## [Exercise goal]
Repeat, exactly and completely, the material that follows. Omit the pictures.

## [Data rows]

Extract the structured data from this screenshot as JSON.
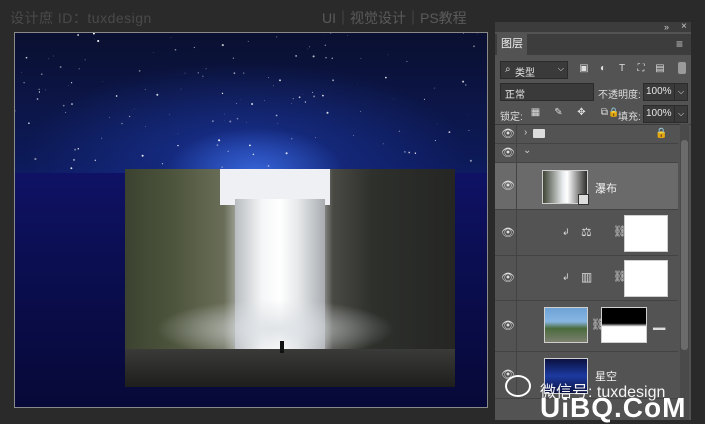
{
  "header": {
    "left_text": "设计庶 ID：tuxdesign",
    "right_text": "UI｜视觉设计｜PS教程"
  },
  "layers_panel": {
    "tab_label": "图层",
    "kind_filter": "类型",
    "blend_mode": "正常",
    "opacity_label": "不透明度:",
    "opacity_value": "100%",
    "lock_label": "锁定:",
    "fill_label": "填充:",
    "fill_value": "100%",
    "layers": [
      {
        "name": "",
        "type": "group"
      },
      {
        "name": "",
        "type": "group-open"
      },
      {
        "name": "瀑布",
        "type": "smart-object",
        "selected": true
      },
      {
        "name": "",
        "type": "levels-adjustment"
      },
      {
        "name": "",
        "type": "gradient-map-adjustment"
      },
      {
        "name": "",
        "type": "masked-image"
      },
      {
        "name": "星空",
        "type": "image"
      }
    ]
  },
  "watermark": {
    "text": "微信号: tuxdesign",
    "footer_logo": "UiBQ.CoM"
  },
  "colors": {
    "panel_bg": "#535353",
    "canvas_sky": "#101f7a",
    "app_bg": "#2a2a2a"
  }
}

## [Task response]
Extract the structured data from this screenshot as JSON.
{
  "header": {
    "left_text": "设计庶 ID：tuxdesign",
    "right_text": "UI｜视觉设计｜PS教程"
  },
  "layers_panel": {
    "tab_label": "图层",
    "kind_filter": "类型",
    "blend_mode": "正常",
    "opacity_label": "不透明度:",
    "opacity_value": "100%",
    "lock_label": "锁定:",
    "fill_label": "填充:",
    "fill_value": "100%",
    "layers": [
      {
        "name": "",
        "type": "group"
      },
      {
        "name": "",
        "type": "group-open"
      },
      {
        "name": "瀑布",
        "type": "smart-object",
        "selected": true
      },
      {
        "name": "",
        "type": "levels-adjustment"
      },
      {
        "name": "",
        "type": "gradient-map-adjustment"
      },
      {
        "name": "",
        "type": "masked-image"
      },
      {
        "name": "星空",
        "type": "image"
      }
    ]
  },
  "watermark": {
    "text": "微信号: tuxdesign",
    "footer_logo": "UiBQ.CoM"
  },
  "colors": {
    "panel_bg": "#535353",
    "canvas_sky": "#101f7a",
    "app_bg": "#2a2a2a"
  }
}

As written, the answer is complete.